THE DATA >>
▬▬▬
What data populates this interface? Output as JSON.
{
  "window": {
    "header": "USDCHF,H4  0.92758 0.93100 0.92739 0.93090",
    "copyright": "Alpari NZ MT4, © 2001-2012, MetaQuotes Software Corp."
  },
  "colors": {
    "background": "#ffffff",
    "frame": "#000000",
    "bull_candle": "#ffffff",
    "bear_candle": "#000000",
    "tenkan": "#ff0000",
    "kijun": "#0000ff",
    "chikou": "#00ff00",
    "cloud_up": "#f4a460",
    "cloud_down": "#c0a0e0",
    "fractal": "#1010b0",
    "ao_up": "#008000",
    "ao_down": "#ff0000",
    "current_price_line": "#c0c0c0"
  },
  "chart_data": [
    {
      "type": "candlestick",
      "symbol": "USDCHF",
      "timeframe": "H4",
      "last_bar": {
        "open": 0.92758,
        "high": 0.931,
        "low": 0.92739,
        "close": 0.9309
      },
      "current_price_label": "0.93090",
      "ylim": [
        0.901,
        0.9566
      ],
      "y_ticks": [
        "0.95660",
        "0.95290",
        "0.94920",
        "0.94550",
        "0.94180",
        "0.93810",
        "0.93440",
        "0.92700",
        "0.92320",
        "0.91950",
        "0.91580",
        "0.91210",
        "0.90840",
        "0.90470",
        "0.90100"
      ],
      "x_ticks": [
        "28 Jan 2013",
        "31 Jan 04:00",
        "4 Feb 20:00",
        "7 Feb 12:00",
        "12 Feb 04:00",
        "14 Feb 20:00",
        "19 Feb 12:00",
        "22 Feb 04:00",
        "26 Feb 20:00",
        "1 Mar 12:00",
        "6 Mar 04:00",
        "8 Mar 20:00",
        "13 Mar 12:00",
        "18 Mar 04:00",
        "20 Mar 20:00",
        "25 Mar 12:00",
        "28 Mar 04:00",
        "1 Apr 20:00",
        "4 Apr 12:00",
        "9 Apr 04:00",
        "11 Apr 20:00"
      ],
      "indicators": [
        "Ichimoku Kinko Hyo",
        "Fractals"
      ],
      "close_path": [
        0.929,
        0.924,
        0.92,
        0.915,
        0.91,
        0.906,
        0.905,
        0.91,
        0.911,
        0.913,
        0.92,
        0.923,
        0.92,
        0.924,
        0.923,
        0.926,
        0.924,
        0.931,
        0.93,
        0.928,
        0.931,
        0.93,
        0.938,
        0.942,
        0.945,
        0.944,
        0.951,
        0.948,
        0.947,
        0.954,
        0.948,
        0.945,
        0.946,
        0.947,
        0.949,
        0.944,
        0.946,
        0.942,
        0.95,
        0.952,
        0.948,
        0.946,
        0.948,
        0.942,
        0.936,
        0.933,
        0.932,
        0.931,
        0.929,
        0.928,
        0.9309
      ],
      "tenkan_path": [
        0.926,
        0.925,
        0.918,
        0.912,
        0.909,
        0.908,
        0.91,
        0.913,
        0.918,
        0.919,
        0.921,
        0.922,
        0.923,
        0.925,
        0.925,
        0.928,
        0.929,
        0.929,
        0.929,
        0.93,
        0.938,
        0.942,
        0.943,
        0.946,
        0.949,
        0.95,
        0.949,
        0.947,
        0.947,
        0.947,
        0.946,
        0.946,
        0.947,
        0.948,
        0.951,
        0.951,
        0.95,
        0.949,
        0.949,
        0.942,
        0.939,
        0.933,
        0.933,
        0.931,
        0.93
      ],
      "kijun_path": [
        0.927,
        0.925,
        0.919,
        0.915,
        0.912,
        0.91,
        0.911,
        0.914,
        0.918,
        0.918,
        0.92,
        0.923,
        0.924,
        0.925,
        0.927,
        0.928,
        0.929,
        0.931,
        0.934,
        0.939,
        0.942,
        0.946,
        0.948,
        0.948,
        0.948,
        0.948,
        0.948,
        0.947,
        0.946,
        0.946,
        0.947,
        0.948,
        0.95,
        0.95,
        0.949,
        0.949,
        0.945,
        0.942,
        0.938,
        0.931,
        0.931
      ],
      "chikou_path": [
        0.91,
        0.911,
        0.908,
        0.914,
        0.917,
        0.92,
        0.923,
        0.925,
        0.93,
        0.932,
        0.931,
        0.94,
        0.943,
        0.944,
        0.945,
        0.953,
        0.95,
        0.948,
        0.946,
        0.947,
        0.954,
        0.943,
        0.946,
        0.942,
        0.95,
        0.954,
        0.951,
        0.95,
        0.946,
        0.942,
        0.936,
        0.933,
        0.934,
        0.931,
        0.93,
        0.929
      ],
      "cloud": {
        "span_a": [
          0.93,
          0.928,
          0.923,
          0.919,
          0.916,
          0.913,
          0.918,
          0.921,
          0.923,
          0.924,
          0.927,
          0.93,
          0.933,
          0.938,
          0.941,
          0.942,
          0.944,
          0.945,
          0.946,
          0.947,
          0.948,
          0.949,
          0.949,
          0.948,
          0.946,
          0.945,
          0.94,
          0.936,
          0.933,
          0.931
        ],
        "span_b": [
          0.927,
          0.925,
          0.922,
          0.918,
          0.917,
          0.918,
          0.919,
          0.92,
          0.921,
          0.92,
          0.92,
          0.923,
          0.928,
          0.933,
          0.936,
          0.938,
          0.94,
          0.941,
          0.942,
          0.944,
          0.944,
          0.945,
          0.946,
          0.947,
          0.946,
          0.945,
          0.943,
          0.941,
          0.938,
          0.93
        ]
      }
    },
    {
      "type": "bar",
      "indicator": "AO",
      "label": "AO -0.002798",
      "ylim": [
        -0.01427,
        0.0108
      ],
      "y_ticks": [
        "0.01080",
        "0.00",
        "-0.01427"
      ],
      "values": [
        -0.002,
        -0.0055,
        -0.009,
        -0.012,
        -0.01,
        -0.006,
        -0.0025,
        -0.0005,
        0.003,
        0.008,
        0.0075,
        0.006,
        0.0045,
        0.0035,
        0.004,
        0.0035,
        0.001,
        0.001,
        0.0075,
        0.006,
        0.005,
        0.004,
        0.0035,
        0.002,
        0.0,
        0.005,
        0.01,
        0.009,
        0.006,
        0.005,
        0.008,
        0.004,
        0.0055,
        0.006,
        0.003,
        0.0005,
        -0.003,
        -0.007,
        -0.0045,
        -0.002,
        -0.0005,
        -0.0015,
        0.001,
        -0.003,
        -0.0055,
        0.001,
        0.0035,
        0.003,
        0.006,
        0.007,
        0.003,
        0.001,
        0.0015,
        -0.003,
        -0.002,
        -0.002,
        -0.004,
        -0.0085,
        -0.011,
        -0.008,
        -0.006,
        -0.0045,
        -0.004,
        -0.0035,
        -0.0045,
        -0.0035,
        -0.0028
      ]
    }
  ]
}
▬▬▬
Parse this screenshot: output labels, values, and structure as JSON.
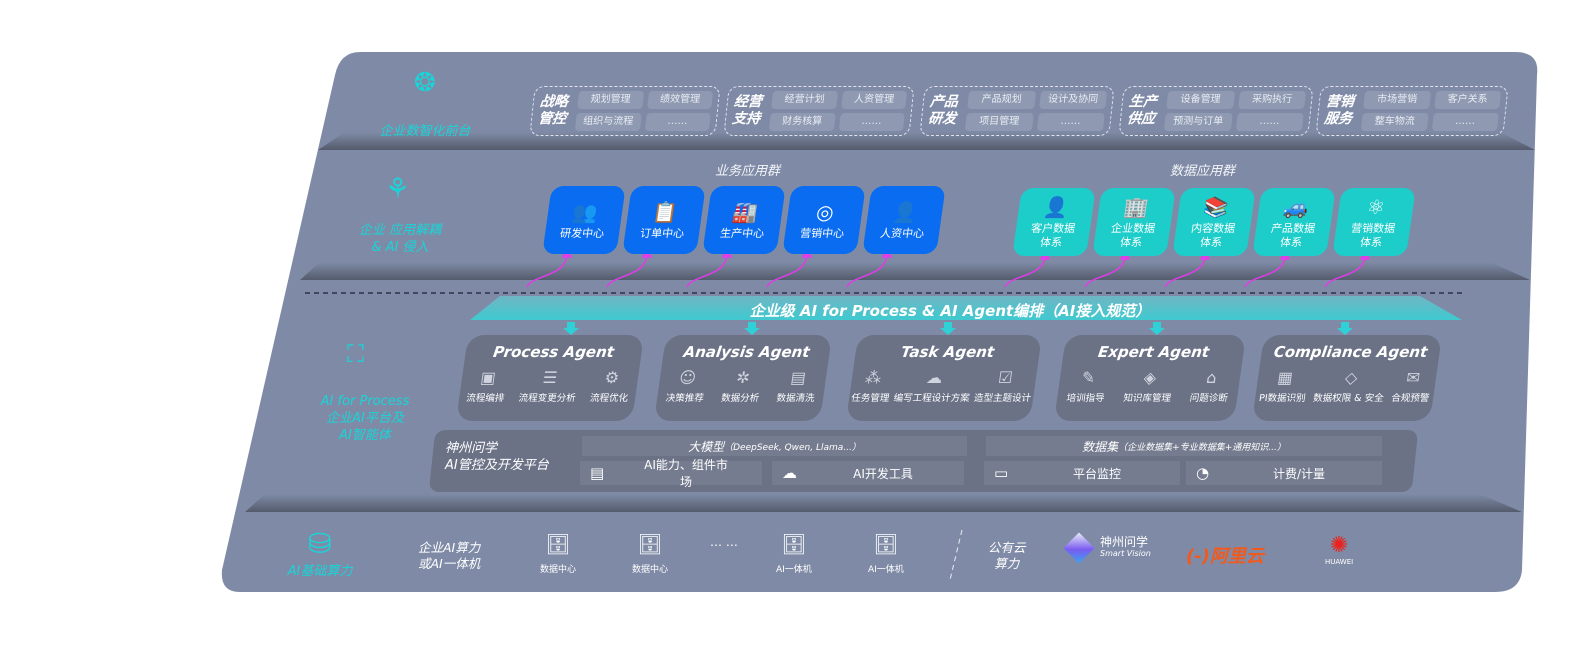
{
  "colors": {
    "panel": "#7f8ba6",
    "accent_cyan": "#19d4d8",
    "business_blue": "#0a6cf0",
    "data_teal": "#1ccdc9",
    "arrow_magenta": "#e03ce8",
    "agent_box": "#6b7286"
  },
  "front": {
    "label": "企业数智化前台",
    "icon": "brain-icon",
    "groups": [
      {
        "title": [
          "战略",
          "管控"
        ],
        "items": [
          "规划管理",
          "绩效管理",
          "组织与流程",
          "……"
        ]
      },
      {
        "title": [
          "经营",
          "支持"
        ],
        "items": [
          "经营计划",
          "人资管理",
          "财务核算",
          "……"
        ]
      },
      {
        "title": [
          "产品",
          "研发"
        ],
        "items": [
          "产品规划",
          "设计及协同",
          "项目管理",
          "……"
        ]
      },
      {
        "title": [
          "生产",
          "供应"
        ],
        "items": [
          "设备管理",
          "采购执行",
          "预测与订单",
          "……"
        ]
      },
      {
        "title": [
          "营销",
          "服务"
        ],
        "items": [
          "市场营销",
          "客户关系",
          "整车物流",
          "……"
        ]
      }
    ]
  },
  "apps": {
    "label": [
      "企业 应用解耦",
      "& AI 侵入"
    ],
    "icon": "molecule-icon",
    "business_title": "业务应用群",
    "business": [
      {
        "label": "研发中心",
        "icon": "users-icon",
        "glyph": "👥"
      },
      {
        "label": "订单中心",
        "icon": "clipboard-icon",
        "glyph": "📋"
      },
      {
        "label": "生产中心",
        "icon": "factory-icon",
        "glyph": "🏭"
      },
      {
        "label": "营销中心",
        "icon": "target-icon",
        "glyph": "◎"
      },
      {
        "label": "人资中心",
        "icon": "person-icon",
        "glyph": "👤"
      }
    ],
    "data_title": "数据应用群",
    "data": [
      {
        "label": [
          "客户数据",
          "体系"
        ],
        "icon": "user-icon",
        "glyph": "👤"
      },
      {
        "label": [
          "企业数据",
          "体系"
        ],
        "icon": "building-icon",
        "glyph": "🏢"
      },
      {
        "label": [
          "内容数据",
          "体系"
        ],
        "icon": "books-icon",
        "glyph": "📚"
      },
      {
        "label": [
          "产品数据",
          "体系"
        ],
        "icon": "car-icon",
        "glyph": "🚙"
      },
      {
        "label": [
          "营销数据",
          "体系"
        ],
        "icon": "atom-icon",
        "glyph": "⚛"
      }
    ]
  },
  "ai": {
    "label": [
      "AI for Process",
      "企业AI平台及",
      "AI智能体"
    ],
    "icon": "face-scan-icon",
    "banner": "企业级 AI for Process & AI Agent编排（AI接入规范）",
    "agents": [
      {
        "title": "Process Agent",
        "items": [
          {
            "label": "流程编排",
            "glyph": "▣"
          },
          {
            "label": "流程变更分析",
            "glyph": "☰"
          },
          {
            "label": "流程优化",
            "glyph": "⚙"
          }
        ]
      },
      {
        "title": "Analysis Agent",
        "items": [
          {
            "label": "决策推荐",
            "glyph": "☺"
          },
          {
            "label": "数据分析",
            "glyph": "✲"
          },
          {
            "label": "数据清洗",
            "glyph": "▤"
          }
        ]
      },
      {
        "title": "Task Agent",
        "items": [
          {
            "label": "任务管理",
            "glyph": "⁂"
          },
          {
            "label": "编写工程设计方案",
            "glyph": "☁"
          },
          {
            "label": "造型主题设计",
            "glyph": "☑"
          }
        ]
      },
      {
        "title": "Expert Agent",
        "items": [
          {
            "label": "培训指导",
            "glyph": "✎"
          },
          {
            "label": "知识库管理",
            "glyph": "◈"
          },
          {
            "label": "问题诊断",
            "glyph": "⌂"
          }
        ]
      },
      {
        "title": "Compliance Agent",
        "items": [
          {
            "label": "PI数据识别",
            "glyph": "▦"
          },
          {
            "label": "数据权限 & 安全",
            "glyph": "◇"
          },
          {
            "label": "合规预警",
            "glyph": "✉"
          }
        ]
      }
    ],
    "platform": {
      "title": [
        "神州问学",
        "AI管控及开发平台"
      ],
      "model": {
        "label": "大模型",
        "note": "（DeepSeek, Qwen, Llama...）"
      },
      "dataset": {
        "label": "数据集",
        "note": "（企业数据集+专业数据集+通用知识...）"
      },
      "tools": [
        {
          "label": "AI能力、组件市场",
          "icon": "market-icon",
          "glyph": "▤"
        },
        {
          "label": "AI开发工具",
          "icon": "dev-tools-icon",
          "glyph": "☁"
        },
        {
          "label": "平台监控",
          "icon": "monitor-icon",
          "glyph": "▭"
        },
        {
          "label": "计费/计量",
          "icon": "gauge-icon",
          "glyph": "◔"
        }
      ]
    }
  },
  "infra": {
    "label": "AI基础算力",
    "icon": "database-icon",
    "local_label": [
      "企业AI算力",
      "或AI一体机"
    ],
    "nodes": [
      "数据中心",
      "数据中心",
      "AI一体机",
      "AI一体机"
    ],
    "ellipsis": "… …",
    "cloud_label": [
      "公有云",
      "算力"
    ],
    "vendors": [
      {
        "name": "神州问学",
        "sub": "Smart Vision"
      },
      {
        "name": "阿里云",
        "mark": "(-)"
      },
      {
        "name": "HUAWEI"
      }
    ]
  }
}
▬▬▬
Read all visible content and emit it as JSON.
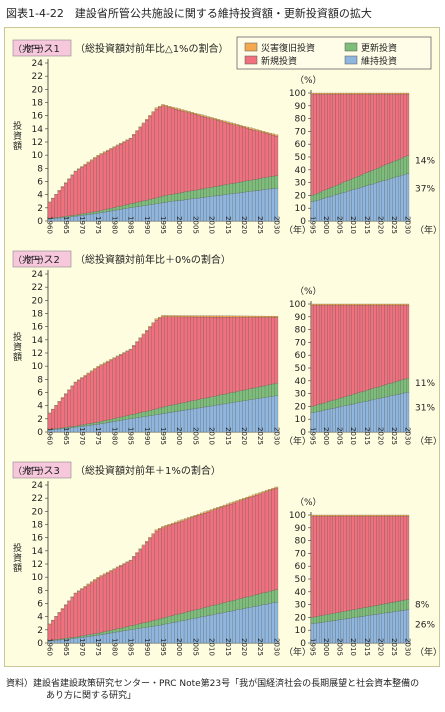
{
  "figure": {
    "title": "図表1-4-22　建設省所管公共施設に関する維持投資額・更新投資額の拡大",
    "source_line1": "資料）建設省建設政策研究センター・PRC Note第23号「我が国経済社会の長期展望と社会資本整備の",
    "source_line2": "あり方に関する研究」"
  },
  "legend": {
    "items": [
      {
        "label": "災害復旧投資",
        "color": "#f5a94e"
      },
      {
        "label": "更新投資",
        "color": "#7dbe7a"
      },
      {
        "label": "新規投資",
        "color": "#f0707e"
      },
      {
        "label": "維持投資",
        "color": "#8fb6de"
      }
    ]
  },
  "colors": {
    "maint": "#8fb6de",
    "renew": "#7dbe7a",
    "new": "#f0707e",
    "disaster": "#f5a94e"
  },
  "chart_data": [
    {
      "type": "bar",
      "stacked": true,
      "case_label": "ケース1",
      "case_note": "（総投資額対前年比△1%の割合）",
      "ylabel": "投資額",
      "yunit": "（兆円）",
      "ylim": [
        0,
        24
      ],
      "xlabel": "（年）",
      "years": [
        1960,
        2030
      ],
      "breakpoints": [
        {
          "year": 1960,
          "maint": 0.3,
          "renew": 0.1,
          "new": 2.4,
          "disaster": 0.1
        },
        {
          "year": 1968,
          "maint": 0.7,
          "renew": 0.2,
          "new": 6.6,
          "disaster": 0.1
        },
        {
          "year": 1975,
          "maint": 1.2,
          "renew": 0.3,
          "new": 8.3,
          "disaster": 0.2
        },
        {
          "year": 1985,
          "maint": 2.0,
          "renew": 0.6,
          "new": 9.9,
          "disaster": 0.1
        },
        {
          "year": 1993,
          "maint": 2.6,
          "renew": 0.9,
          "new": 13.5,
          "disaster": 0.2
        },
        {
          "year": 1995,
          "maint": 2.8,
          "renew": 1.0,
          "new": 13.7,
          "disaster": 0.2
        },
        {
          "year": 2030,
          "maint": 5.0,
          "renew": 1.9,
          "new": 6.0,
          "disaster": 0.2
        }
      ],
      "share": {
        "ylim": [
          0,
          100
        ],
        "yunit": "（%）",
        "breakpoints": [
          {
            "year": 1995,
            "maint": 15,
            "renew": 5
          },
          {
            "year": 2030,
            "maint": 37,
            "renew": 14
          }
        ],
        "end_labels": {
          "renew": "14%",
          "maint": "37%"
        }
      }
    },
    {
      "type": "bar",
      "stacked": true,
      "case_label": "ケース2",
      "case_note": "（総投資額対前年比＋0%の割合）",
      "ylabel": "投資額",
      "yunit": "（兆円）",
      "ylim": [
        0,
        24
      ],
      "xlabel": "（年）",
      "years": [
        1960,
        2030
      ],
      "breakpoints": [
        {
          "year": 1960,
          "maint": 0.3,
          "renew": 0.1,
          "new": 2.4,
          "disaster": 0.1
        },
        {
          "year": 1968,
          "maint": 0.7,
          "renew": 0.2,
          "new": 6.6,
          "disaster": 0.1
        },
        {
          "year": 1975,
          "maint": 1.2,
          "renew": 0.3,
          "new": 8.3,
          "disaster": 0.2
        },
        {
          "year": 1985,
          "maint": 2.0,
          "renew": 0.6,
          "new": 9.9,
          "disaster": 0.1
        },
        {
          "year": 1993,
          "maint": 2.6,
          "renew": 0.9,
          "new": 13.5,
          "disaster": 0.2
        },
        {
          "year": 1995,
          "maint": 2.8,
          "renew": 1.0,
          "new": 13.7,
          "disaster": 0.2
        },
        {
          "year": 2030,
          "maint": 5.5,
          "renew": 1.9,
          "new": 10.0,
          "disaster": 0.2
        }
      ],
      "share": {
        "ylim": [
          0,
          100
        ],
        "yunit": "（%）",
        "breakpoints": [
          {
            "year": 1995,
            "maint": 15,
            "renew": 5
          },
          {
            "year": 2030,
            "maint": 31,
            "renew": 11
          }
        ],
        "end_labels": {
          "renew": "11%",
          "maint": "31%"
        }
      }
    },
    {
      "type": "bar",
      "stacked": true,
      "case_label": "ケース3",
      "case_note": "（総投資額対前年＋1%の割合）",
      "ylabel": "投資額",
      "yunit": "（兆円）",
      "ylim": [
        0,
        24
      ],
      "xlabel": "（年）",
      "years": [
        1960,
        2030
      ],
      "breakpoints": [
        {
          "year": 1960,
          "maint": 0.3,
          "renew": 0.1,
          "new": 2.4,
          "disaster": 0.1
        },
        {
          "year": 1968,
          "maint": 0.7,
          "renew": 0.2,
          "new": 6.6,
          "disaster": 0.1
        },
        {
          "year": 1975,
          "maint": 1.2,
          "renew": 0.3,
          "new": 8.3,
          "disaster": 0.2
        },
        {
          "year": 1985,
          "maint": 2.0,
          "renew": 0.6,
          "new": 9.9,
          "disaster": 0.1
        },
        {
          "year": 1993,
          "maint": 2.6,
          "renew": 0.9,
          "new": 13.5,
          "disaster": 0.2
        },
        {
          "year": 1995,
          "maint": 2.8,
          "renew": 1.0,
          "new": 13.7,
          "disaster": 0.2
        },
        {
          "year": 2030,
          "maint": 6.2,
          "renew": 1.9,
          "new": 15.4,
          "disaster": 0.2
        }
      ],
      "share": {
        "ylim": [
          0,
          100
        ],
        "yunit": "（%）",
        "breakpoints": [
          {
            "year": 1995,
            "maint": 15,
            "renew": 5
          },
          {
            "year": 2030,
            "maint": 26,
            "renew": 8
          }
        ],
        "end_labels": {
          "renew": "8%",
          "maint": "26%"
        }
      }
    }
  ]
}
▬▬▬
Filter the entries above down to the lines containing the word "Process".

      "AI for Process",
    "banner": "企业级 AI for Process & AI Agent编排（AI接入规范）",
        "title": "Process Agent",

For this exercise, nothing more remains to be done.